GOAL OF THE EXERCISE: Every line that holds "两组疗效比较" should be shown.
------
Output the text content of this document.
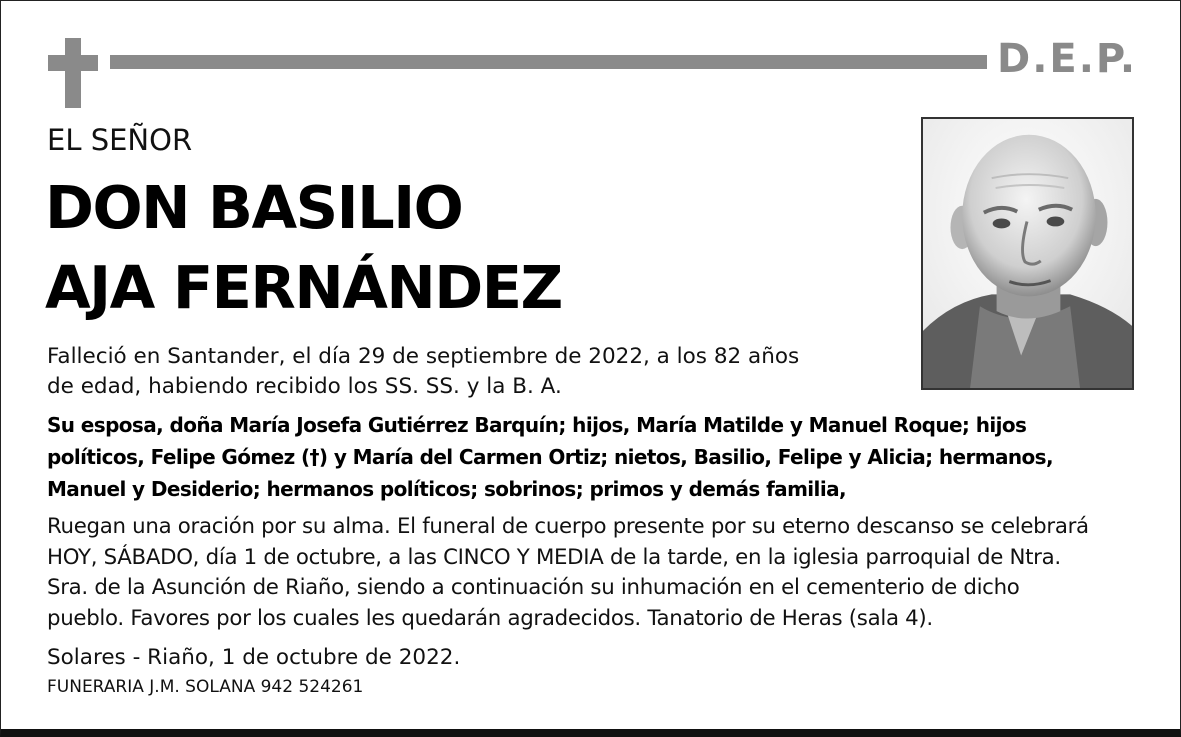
D.E.P.
EL SEÑOR
DON BASILIO
AJA FERNÁNDEZ
Falleció en Santander, el día 29 de septiembre de 2022, a los 82 años
de edad, habiendo recibido los SS. SS. y la B. A.
Su esposa, doña María Josefa Gutiérrez Barquín; hijos, María Matilde y Manuel Roque; hijos
políticos, Felipe Gómez (†) y María del Carmen Ortiz; nietos, Basilio, Felipe y Alicia; hermanos,
Manuel y Desiderio; hermanos políticos; sobrinos; primos y demás familia,
Ruegan una oración por su alma. El funeral de cuerpo presente por su eterno descanso se celebrará
HOY, SÁBADO, día 1 de octubre, a las CINCO Y MEDIA de la tarde, en la iglesia parroquial de Ntra.
Sra. de la Asunción de Riaño, siendo a continuación su inhumación en el cementerio de dicho
pueblo. Favores por los cuales les quedarán agradecidos. Tanatorio de Heras (sala 4).
Solares - Riaño, 1 de octubre de 2022.
FUNERARIA J.M. SOLANA 942 524261
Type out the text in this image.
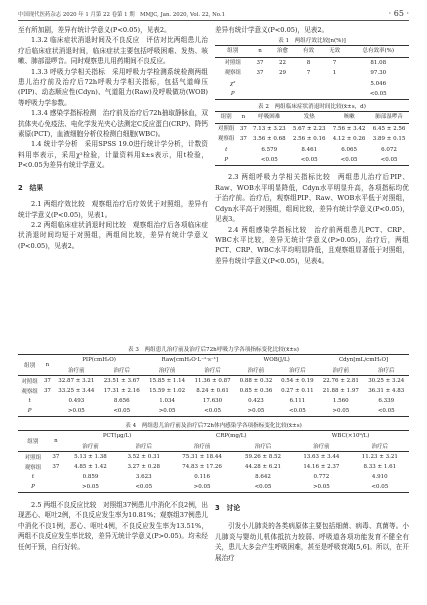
中国现代医药杂志 2020 年 1 月第 22 卷第 1 期　MMJC, Jan. 2020, Vol. 22, No.1	· 65 ·

至有所加剧，差异有统计学意义(P<0.05)，见表2。

1.3.2 临床症状消退时间及不良反应　评估对比两组患儿治疗后临床症状消退时间，临床症状主要包括呼吸困难、发热、咳嗽、肺部湿啰音。同时观察患儿用药期间不良反应。

1.3.3 呼吸力学相关指标　采用呼吸力学检测系统检测两组患儿治疗前及治疗后72h呼吸力学相关指标，包括气道峰压(PIP)、动态顺应性(Cdyn)、气道阻力(Raw)及呼吸做功(WOB)等呼吸力学参数。

1.3.4 感染学指标检测　治疗前及治疗后72h抽取静脉血，双抗体夹心免疫法、电化学发光夹心法测定C反应蛋白(CRP)、降钙素原(PCT)，血液细胞分析仪检测白细胞(WBC)。

1.4 统计学分析　采用SPSS 19.0进行统计学分析，计数资料用率表示，采用χ²检验，计量资料用x̄±s表示，用t检验，P<0.05为差异有统计学意义。

2　结果

2.1 两组疗效比较　观察组治疗后疗效优于对照组，差异有统计学意义(P<0.05)，见表1。

2.2 两组临床症状消退时间比较　观察组治疗后各项临床症状消退时间均短于对照组，两组间比较，差异有统计学意义(P<0.05)，见表2。

差异有统计学意义(P<0.05)，见表2。

表 1　两组疗效比较[n(%)]

组别	n	治愈	有效	无效	总有效率(%)
对照组	37	22	8	7	81.08
观察组	37	29	7	1	97.30
χ²					5.046
P					<0.05

表 2　两组临床症状消退时间比较(x̄±s，d)

组别	n	呼吸困难	发热	咳嗽	肺部湿啰音
对照组	37	7.13 ± 3.23	5.67 ± 2.23	7.56 ± 3.42	6.45 ± 2.56
观察组	37	3.56 ± 0.68	2.56 ± 0.16	4.12 ± 0.26	3.89 ± 0.15
t		6.579	8.461	6.065	6.072
P		<0.05	<0.05	<0.05	<0.05

2.3 两组呼吸力学相关指标比较　两组患儿治疗后PIP、Raw、WOB水平明显降低，Cdyn水平明显升高，各项指标均优于治疗前。治疗后，观察组PIP、Raw、WOB水平低于对照组，Cdyn水平高于对照组，组间比较，差异有统计学意义(P<0.05)，见表3。

2.4 两组感染学指标比较　治疗前两组患儿PCT、CRP、WBC水平比较，差异无统计学意义(P>0.05)，治疗后，两组PCT、CRP、WBC水平均明显降低，且观察组显著低于对照组，差异有统计学意义(P<0.05)，见表4。

表 3　两组患儿治疗前及治疗后72h呼吸力学各项指标变化比较(x̄±s)

组别	n	PIP(cmH₂O)		Raw[cmH₂O·L⁻¹·s⁻¹]		WOB(J/L)		Cdyn[mL/cmH₂O]	
		治疗前	治疗后	治疗前	治疗后	治疗前	治疗后	治疗前	治疗后
对照组	37	32.87 ± 3.21	23.51 ± 3.67	15.85 ± 1.14	11.36 ± 0.87	0.88 ± 0.32	0.54 ± 0.19	22.76 ± 2.81	30.25 ± 3.24
观察组	37	33.25 ± 3.44	17.31 ± 2.16	15.59 ± 1.02	8.24 ± 0.61	0.85 ± 0.36	0.27 ± 0.11	21.88 ± 1.97	36.31 ± 4.83
t		0.493	8.656	1.034	17.630	0.423	6.111	1.560	6.339
P		>0.05	<0.05	>0.05	<0.05	>0.05	<0.05	>0.05	<0.05

表 4　两组患儿治疗前及治疗后72h体内感染学各项指标变化比较(x̄±s)

组别	n	PCT(μg/L)		CRP(mg/L)		WBC(×10⁹/L)	
		治疗前	治疗后	治疗前	治疗后	治疗前	治疗后
对照组	37	5.13 ± 1.38	3.52 ± 0.31	75.31 ± 18.44	59.26 ± 8.52	13.63 ± 3.44	11.23 ± 3.21
观察组	37	4.85 ± 1.42	3.27 ± 0.28	74.83 ± 17.26	44.28 ± 6.21	14.16 ± 2.37	8.33 ± 1.61
t		0.859	3.623	0.116	8.642	0.772	4.910
P		>0.05	<0.05	>0.05	<0.05	>0.05	<0.05

2.5 两组不良反应比较　对照组37例患儿中消化不良2例，出现恶心、呕吐2例，不良反应发生率为10.81%；观察组37例患儿中消化不良1例，恶心、呕吐4例，不良反应发生率为13.51%，两组不良反应发生率比较，差异无统计学意义(P>0.05)。均未经任何干预，自行好转。

3　讨论

引发小儿肺炎的各类病原体主要包括细菌、病毒、真菌等。小儿肺炎与婴幼儿机体抵抗力较弱、呼吸道各项功能发育不健全有关，患儿大多会产生呼吸困难，甚至是呼吸衰竭[5,6]。所以，在开展治疗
------
FULL OUTPUT:
2.1 两组疗效比较　观察组治疗后疗效优于对照组，差异有统计学意义(P<0.05)，见表1。
表 1　两组疗效比较[n(%)]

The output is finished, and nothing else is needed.